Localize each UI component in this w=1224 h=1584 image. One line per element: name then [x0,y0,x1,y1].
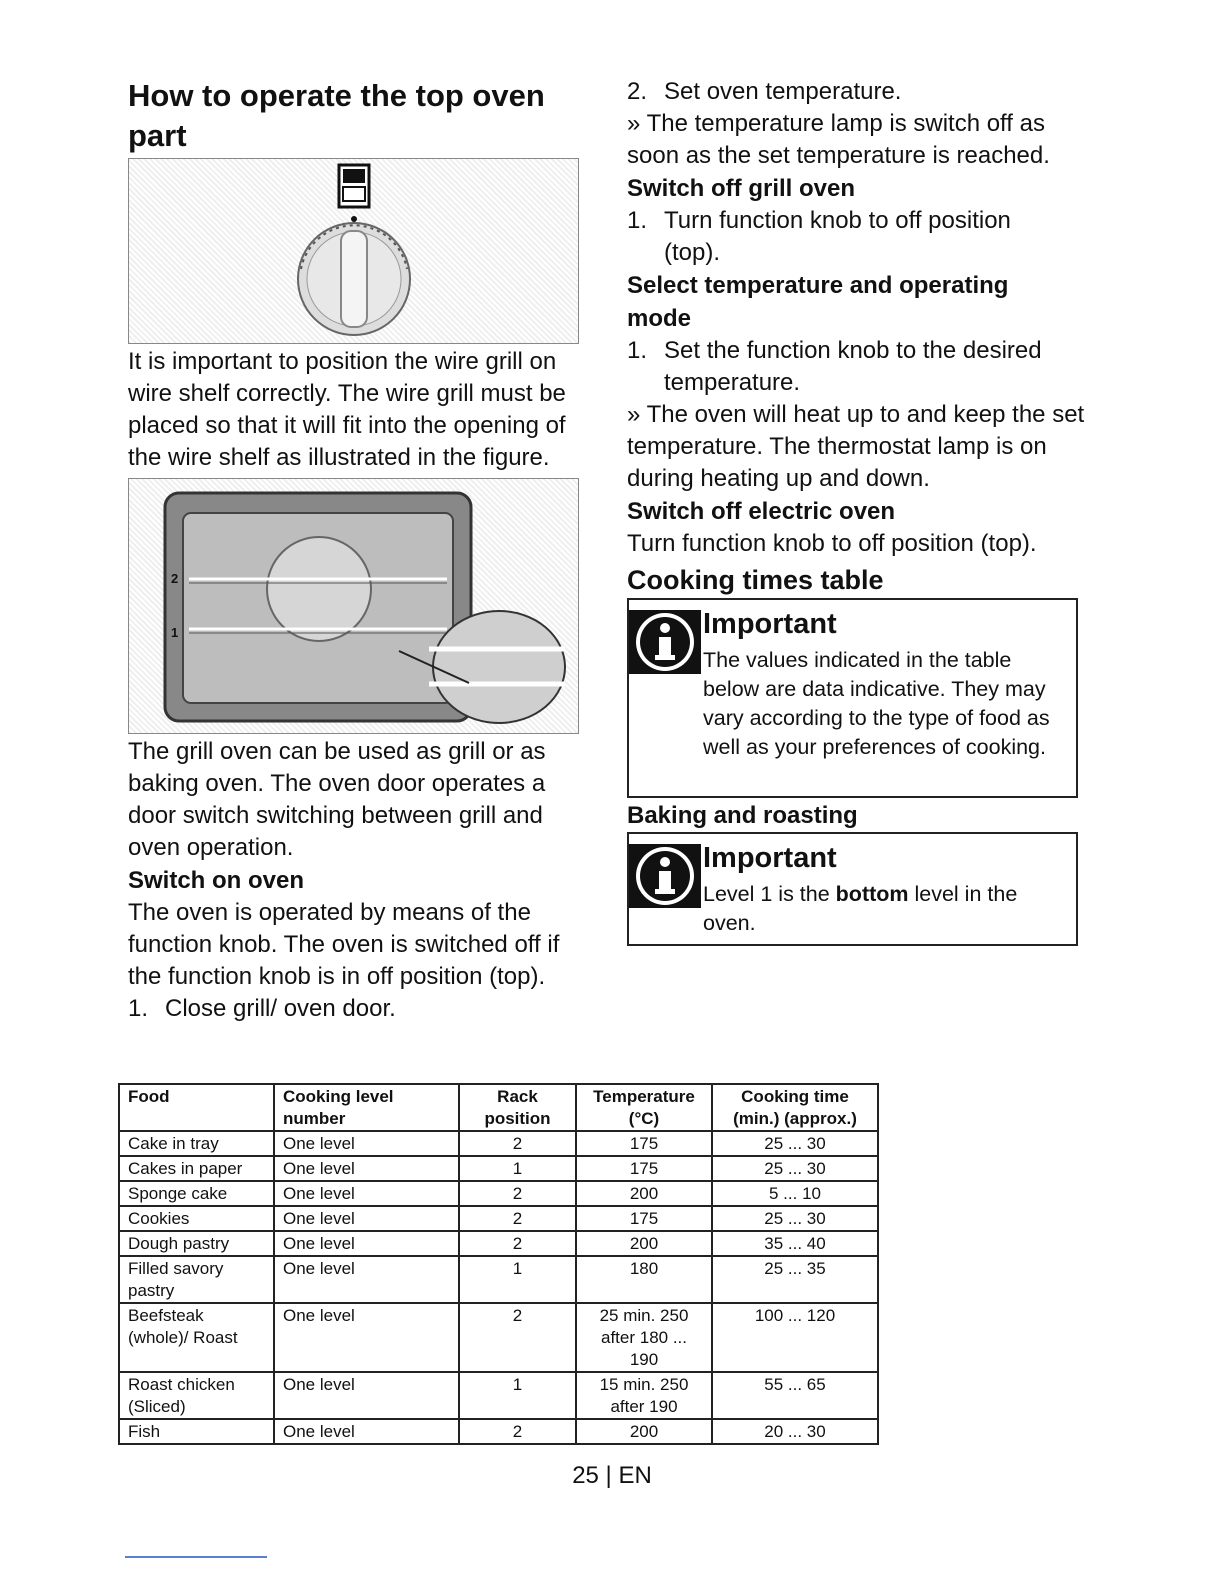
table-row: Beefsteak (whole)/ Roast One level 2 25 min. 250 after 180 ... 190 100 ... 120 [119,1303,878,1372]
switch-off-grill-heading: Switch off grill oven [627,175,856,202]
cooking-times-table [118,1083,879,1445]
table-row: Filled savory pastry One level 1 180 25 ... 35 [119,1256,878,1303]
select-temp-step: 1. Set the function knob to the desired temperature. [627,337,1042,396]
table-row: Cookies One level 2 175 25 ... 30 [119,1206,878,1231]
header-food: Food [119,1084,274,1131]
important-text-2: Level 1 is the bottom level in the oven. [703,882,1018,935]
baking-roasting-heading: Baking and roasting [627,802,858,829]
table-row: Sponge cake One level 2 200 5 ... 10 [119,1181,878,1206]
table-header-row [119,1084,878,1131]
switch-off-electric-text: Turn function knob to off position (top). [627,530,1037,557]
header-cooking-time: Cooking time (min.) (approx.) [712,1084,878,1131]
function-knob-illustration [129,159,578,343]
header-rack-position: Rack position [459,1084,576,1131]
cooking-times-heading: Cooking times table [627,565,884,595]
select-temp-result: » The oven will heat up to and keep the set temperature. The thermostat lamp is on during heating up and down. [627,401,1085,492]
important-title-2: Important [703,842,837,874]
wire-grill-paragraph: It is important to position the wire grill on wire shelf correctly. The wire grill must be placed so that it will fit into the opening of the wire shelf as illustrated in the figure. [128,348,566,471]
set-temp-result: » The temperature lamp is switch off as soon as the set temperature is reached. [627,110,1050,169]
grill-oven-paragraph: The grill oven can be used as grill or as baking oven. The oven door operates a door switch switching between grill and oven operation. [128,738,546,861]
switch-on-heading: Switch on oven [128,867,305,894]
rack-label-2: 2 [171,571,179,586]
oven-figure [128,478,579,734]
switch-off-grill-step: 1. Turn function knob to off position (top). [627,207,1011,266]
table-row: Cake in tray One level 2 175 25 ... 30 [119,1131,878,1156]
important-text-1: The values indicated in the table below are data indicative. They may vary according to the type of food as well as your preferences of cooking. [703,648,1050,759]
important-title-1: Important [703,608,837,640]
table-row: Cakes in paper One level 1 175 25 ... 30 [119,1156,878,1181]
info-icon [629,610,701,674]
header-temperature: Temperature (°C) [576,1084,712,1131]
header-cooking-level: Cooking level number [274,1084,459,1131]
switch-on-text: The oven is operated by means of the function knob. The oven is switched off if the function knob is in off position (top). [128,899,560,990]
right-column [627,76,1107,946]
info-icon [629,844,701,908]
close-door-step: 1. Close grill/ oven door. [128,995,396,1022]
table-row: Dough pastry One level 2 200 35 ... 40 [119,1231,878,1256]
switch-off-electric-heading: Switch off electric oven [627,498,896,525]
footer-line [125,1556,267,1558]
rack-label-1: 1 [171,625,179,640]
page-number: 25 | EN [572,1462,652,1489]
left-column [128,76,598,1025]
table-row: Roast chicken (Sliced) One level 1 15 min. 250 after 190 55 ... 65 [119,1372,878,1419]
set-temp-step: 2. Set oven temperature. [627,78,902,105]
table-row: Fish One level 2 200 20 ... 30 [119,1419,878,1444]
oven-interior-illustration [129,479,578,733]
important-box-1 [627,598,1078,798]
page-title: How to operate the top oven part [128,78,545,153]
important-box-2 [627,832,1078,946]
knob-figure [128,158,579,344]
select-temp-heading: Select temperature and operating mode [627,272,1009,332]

• **INSTRUCTION**
Retype all of the lines above exactly, leaving out the picture.

• **THE RESULT**
Localize each UI component in this w=1224 h=1584 image. One line per element: name then [x0,y0,x1,y1].
table-row: Beefsteak (whole)/ Roast One level 2 25 min. 250 after 180 ... 190 100 ... 120 [119,1303,878,1372]
switch-off-grill-heading: Switch off grill oven [627,175,856,202]
cooking-times-table [118,1083,879,1445]
table-row: Filled savory pastry One level 1 180 25 ... 35 [119,1256,878,1303]
select-temp-step: 1. Set the function knob to the desired temperature. [627,337,1042,396]
table-row: Cookies One level 2 175 25 ... 30 [119,1206,878,1231]
header-food: Food [119,1084,274,1131]
important-text-2: Level 1 is the bottom level in the oven. [703,882,1018,935]
baking-roasting-heading: Baking and roasting [627,802,858,829]
table-row: Sponge cake One level 2 200 5 ... 10 [119,1181,878,1206]
table-header-row [119,1084,878,1131]
switch-off-electric-text: Turn function knob to off position (top). [627,530,1037,557]
header-cooking-time: Cooking time (min.) (approx.) [712,1084,878,1131]
function-knob-illustration [129,159,578,343]
header-rack-position: Rack position [459,1084,576,1131]
cooking-times-heading: Cooking times table [627,565,884,595]
select-temp-result: » The oven will heat up to and keep the set temperature. The thermostat lamp is on during heating up and down. [627,401,1085,492]
important-title-2: Important [703,842,837,874]
wire-grill-paragraph: It is important to position the wire grill on wire shelf correctly. The wire grill must be placed so that it will fit into the opening of the wire shelf as illustrated in the figure. [128,348,566,471]
set-temp-result: » The temperature lamp is switch off as soon as the set temperature is reached. [627,110,1050,169]
grill-oven-paragraph: The grill oven can be used as grill or as baking oven. The oven door operates a door switch switching between grill and oven operation. [128,738,546,861]
switch-on-heading: Switch on oven [128,867,305,894]
rack-label-2: 2 [171,571,179,586]
oven-figure [128,478,579,734]
switch-off-grill-step: 1. Turn function knob to off position (top). [627,207,1011,266]
table-row: Cake in tray One level 2 175 25 ... 30 [119,1131,878,1156]
important-text-1: The values indicated in the table below are data indicative. They may vary according to the type of food as well as your preferences of cooking. [703,648,1050,759]
important-title-1: Important [703,608,837,640]
table-row: Cakes in paper One level 1 175 25 ... 30 [119,1156,878,1181]
info-icon [629,610,701,674]
header-temperature: Temperature (°C) [576,1084,712,1131]
header-cooking-level: Cooking level number [274,1084,459,1131]
switch-on-text: The oven is operated by means of the function knob. The oven is switched off if the function knob is in off position (top). [128,899,560,990]
right-column [627,76,1107,946]
info-icon [629,844,701,908]
close-door-step: 1. Close grill/ oven door. [128,995,396,1022]
table-row: Dough pastry One level 2 200 35 ... 40 [119,1231,878,1256]
switch-off-electric-heading: Switch off electric oven [627,498,896,525]
footer-line [125,1556,267,1558]
rack-label-1: 1 [171,625,179,640]
page-number: 25 | EN [572,1462,652,1489]
left-column [128,76,598,1025]
table-row: Roast chicken (Sliced) One level 1 15 min. 250 after 190 55 ... 65 [119,1372,878,1419]
set-temp-step: 2. Set oven temperature. [627,78,902,105]
table-row: Fish One level 2 200 20 ... 30 [119,1419,878,1444]
oven-interior-illustration [129,479,578,733]
important-box-1 [627,598,1078,798]
page-title: How to operate the top oven part [128,78,545,153]
important-box-2 [627,832,1078,946]
knob-figure [128,158,579,344]
select-temp-heading: Select temperature and operating mode [627,272,1009,332]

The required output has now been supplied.